* What you need to do *
With the pictures omitted, write out the entries that follow exactly as they stand.

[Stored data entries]
>> start
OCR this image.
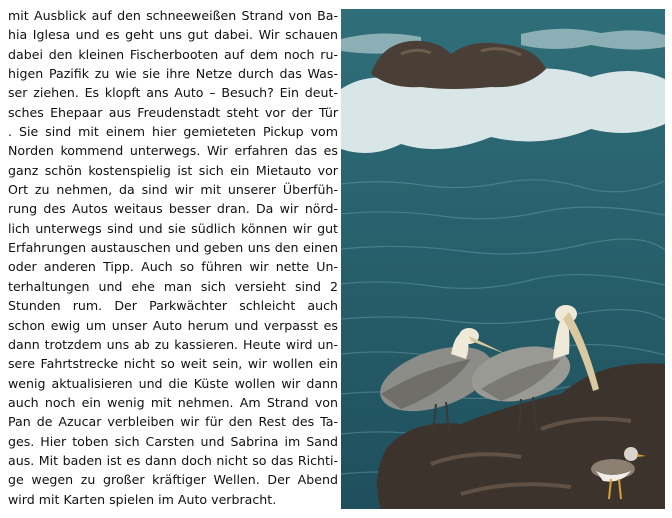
mit Ausblick auf den schneeweißen Strand von Ba-
hia Iglesa und es geht uns gut dabei. Wir schauen
dabei den kleinen Fischerbooten auf dem noch ru-
higen Pazifik zu wie sie ihre Netze durch das Was-
ser ziehen. Es klopft ans Auto – Besuch? Ein deut-
sches Ehepaar aus Freudenstadt steht vor der Tür
. Sie sind mit einem hier gemieteten Pickup vom
Norden kommend unterwegs. Wir erfahren das es
ganz schön kostenspielig ist sich ein Mietauto vor
Ort zu nehmen, da sind wir mit unserer Überfüh-
rung des Autos weitaus besser dran. Da wir nörd-
lich unterwegs sind und sie südlich können wir gut
Erfahrungen austauschen und geben uns den einen
oder anderen Tipp. Auch so führen wir nette Un-
terhaltungen und ehe man sich versieht sind 2
Stunden rum. Der Parkwächter schleicht auch
schon ewig um unser Auto herum und verpasst es
dann trotzdem uns ab zu kassieren. Heute wird un-
sere Fahrtstrecke nicht so weit sein, wir wollen ein
wenig aktualisieren und die Küste wollen wir dann
auch noch ein wenig mit nehmen. Am Strand von
Pan de Azucar verbleiben wir für den Rest des Ta-
ges. Hier toben sich Carsten und Sabrina im Sand
aus. Mit baden ist es dann doch nicht so das Richti-
ge wegen zu großer kräftiger Wellen. Der Abend
wird mit Karten spielen im Auto verbracht.
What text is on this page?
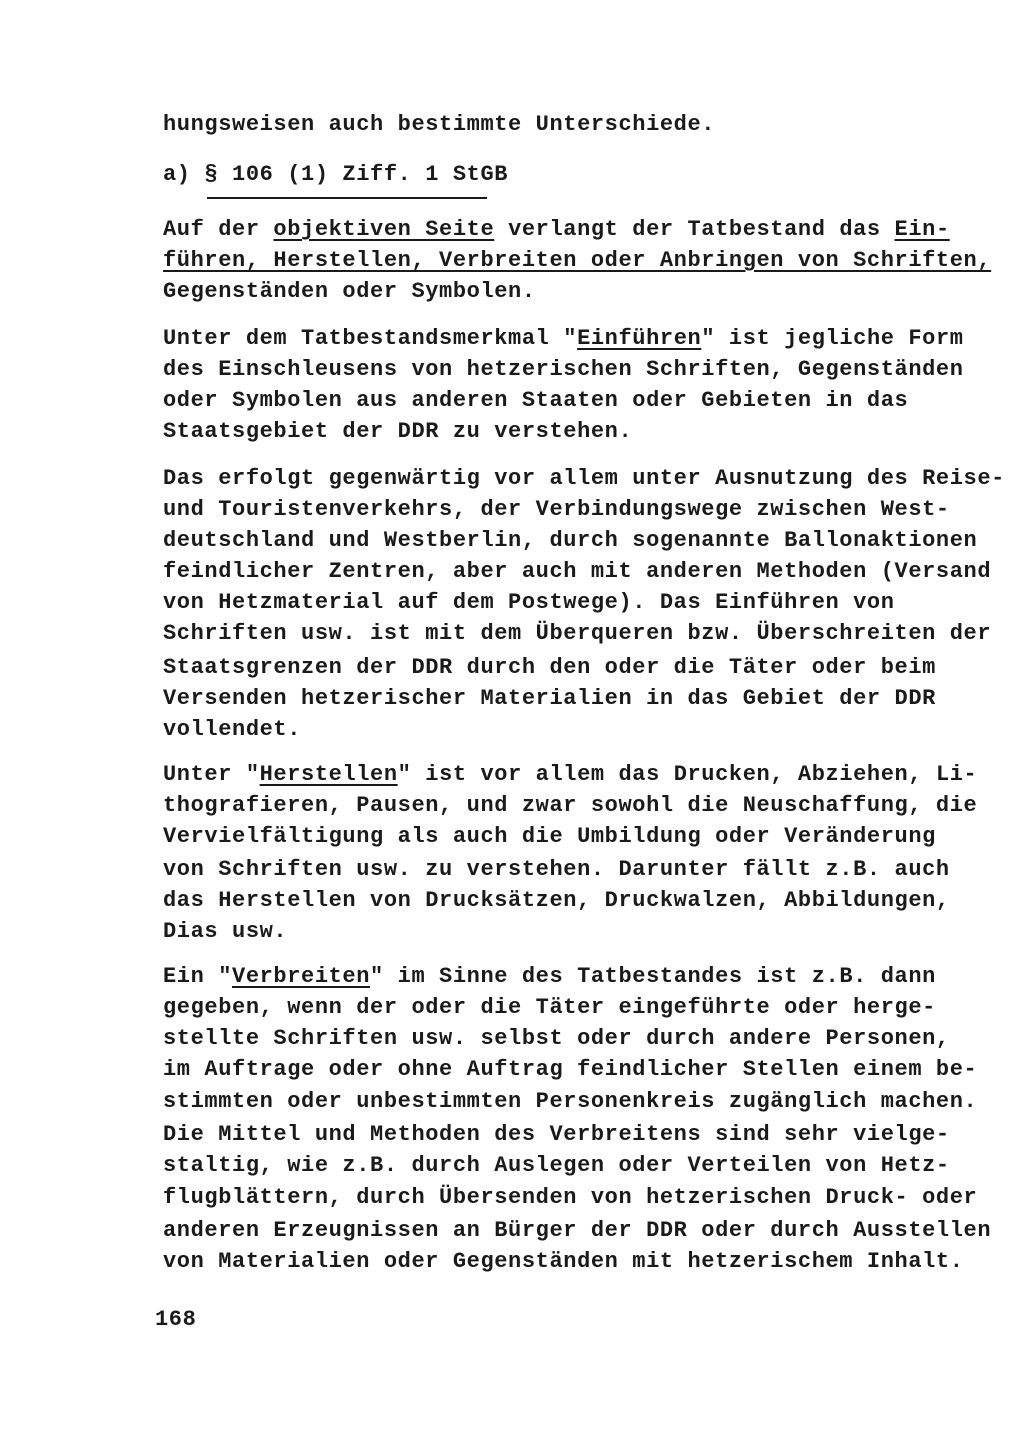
hungsweisen auch bestimmte Unterschiede.
a) § 106 (1) Ziff. 1 StGB
Auf der objektiven Seite verlangt der Tatbestand das Ein-
führen, Herstellen, Verbreiten oder Anbringen von Schriften,
Gegenständen oder Symbolen.
Unter dem Tatbestandsmerkmal "Einführen" ist jegliche Form
des Einschleusens von hetzerischen Schriften, Gegenständen
oder Symbolen aus anderen Staaten oder Gebieten in das
Staatsgebiet der DDR zu verstehen.
Das erfolgt gegenwärtig vor allem unter Ausnutzung des Reise-
und Touristenverkehrs, der Verbindungswege zwischen West-
deutschland und Westberlin, durch sogenannte Ballonaktionen
feindlicher Zentren, aber auch mit anderen Methoden (Versand
von Hetzmaterial auf dem Postwege). Das Einführen von
Schriften usw. ist mit dem Überqueren bzw. Überschreiten der
Staatsgrenzen der DDR durch den oder die Täter oder beim
Versenden hetzerischer Materialien in das Gebiet der DDR
vollendet.
Unter "Herstellen" ist vor allem das Drucken, Abziehen, Li-
thografieren, Pausen, und zwar sowohl die Neuschaffung, die
Vervielfältigung als auch die Umbildung oder Veränderung
von Schriften usw. zu verstehen. Darunter fällt z.B. auch
das Herstellen von Drucksätzen, Druckwalzen, Abbildungen,
Dias usw.
Ein "Verbreiten" im Sinne des Tatbestandes ist z.B. dann
gegeben, wenn der oder die Täter eingeführte oder herge-
stellte Schriften usw. selbst oder durch andere Personen,
im Auftrage oder ohne Auftrag feindlicher Stellen einem be-
stimmten oder unbestimmten Personenkreis zugänglich machen.
Die Mittel und Methoden des Verbreitens sind sehr vielge-
staltig, wie z.B. durch Auslegen oder Verteilen von Hetz-
flugblättern, durch Übersenden von hetzerischen Druck- oder
anderen Erzeugnissen an Bürger der DDR oder durch Ausstellen
von Materialien oder Gegenständen mit hetzerischem Inhalt.
168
>> end
* Completed task *
OCR this image.
mit Ausblick auf den schneeweißen Strand von Ba-
hia Iglesa und es geht uns gut dabei. Wir schauen
dabei den kleinen Fischerbooten auf dem noch ru-
higen Pazifik zu wie sie ihre Netze durch das Was-
ser ziehen. Es klopft ans Auto – Besuch? Ein deut-
sches Ehepaar aus Freudenstadt steht vor der Tür
. Sie sind mit einem hier gemieteten Pickup vom
Norden kommend unterwegs. Wir erfahren das es
ganz schön kostenspielig ist sich ein Mietauto vor
Ort zu nehmen, da sind wir mit unserer Überfüh-
rung des Autos weitaus besser dran. Da wir nörd-
lich unterwegs sind und sie südlich können wir gut
Erfahrungen austauschen und geben uns den einen
oder anderen Tipp. Auch so führen wir nette Un-
terhaltungen und ehe man sich versieht sind 2
Stunden rum. Der Parkwächter schleicht auch
schon ewig um unser Auto herum und verpasst es
dann trotzdem uns ab zu kassieren. Heute wird un-
sere Fahrtstrecke nicht so weit sein, wir wollen ein
wenig aktualisieren und die Küste wollen wir dann
auch noch ein wenig mit nehmen. Am Strand von
Pan de Azucar verbleiben wir für den Rest des Ta-
ges. Hier toben sich Carsten und Sabrina im Sand
aus. Mit baden ist es dann doch nicht so das Richti-
ge wegen zu großer kräftiger Wellen. Der Abend
wird mit Karten spielen im Auto verbracht.
What text is on this page?
hungsweisen auch bestimmte Unterschiede.
a) § 106 (1) Ziff. 1 StGB
Auf der objektiven Seite verlangt der Tatbestand das Ein-
führen, Herstellen, Verbreiten oder Anbringen von Schriften,
Gegenständen oder Symbolen.
Unter dem Tatbestandsmerkmal "Einführen" ist jegliche Form
des Einschleusens von hetzerischen Schriften, Gegenständen
oder Symbolen aus anderen Staaten oder Gebieten in das
Staatsgebiet der DDR zu verstehen.
Das erfolgt gegenwärtig vor allem unter Ausnutzung des Reise-
und Touristenverkehrs, der Verbindungswege zwischen West-
deutschland und Westberlin, durch sogenannte Ballonaktionen
feindlicher Zentren, aber auch mit anderen Methoden (Versand
von Hetzmaterial auf dem Postwege). Das Einführen von
Schriften usw. ist mit dem Überqueren bzw. Überschreiten der
Staatsgrenzen der DDR durch den oder die Täter oder beim
Versenden hetzerischer Materialien in das Gebiet der DDR
vollendet.
Unter "Herstellen" ist vor allem das Drucken, Abziehen, Li-
thografieren, Pausen, und zwar sowohl die Neuschaffung, die
Vervielfältigung als auch die Umbildung oder Veränderung
von Schriften usw. zu verstehen. Darunter fällt z.B. auch
das Herstellen von Drucksätzen, Druckwalzen, Abbildungen,
Dias usw.
Ein "Verbreiten" im Sinne des Tatbestandes ist z.B. dann
gegeben, wenn der oder die Täter eingeführte oder herge-
stellte Schriften usw. selbst oder durch andere Personen,
im Auftrage oder ohne Auftrag feindlicher Stellen einem be-
stimmten oder unbestimmten Personenkreis zugänglich machen.
Die Mittel und Methoden des Verbreitens sind sehr vielge-
staltig, wie z.B. durch Auslegen oder Verteilen von Hetz-
flugblättern, durch Übersenden von hetzerischen Druck- oder
anderen Erzeugnissen an Bürger der DDR oder durch Ausstellen
von Materialien oder Gegenständen mit hetzerischem Inhalt.
168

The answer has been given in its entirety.